Look for the string "Внешний" in every line, and copy each line that has it.

### Stored records:
╔══

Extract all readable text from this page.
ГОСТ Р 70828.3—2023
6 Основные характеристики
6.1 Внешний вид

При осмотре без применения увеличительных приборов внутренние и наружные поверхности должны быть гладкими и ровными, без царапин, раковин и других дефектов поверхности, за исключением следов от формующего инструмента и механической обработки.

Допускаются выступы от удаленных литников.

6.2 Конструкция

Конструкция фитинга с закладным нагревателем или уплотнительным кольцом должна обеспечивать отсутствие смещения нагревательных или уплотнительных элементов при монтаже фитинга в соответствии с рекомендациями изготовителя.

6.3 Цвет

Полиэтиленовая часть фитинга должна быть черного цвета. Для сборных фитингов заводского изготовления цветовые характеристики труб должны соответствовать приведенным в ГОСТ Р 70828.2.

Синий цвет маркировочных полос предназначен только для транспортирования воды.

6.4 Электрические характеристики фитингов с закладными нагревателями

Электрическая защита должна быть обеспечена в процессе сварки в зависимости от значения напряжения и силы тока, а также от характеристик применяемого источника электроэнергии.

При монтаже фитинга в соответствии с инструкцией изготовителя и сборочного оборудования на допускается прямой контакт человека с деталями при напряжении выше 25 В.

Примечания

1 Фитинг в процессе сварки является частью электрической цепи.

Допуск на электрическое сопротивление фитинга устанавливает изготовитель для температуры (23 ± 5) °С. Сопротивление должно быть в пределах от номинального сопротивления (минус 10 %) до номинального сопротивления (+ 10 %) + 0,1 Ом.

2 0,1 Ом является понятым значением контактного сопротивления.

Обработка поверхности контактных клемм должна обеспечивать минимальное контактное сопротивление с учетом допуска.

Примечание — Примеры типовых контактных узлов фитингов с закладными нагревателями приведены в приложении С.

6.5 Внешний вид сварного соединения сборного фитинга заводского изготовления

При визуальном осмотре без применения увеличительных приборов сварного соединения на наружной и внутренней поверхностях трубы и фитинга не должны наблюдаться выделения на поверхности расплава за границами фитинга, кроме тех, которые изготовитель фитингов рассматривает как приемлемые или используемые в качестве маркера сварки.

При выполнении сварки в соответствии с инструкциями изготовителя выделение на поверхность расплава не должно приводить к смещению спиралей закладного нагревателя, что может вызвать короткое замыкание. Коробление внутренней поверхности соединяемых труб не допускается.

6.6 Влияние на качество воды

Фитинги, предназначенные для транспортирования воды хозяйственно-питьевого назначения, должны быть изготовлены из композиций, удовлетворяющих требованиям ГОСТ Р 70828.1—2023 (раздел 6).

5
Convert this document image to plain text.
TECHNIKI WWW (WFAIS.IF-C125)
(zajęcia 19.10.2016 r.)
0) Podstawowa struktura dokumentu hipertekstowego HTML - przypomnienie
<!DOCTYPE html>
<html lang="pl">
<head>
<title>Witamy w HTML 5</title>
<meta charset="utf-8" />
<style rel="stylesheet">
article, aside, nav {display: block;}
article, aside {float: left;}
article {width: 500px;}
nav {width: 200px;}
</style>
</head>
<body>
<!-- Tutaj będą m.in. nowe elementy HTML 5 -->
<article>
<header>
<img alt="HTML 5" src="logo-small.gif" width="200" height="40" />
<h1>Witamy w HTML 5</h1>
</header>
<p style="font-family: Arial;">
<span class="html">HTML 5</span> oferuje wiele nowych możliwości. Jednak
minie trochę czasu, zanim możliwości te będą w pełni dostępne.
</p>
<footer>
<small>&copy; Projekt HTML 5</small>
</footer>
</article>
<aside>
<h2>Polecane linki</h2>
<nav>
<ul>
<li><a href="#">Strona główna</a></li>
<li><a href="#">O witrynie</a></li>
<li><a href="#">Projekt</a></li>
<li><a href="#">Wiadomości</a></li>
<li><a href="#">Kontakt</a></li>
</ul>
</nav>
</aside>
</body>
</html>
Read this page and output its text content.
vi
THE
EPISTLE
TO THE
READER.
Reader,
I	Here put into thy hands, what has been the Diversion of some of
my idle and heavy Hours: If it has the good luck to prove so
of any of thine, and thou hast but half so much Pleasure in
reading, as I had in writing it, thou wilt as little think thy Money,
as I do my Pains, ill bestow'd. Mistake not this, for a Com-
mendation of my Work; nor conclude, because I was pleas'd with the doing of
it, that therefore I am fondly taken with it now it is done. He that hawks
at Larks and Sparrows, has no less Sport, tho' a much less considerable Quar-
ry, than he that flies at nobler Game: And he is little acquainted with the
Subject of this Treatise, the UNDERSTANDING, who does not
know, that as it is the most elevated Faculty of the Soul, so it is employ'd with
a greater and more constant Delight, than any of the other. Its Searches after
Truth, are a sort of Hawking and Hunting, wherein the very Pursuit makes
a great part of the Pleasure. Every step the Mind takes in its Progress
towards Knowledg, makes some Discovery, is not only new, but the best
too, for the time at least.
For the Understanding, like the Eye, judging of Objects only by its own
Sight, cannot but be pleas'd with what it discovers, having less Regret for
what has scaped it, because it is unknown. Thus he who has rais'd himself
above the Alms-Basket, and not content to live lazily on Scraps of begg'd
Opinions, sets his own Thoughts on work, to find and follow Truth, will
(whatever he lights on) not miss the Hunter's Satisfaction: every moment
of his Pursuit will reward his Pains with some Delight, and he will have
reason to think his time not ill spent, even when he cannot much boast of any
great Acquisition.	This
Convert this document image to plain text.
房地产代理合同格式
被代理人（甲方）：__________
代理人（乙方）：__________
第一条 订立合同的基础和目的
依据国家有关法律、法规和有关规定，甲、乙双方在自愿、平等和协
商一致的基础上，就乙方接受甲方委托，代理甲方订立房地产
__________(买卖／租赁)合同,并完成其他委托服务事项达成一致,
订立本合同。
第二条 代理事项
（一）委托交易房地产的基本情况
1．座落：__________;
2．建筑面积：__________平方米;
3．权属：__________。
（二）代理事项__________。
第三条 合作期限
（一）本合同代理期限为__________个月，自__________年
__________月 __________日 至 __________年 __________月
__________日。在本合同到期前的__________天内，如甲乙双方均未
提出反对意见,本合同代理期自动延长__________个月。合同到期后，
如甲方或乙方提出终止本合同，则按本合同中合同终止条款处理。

╚══

### Expected answer:
6.1 Внешний вид
6.5 Внешний вид сварного соединения сборного фитинга заводского изготовления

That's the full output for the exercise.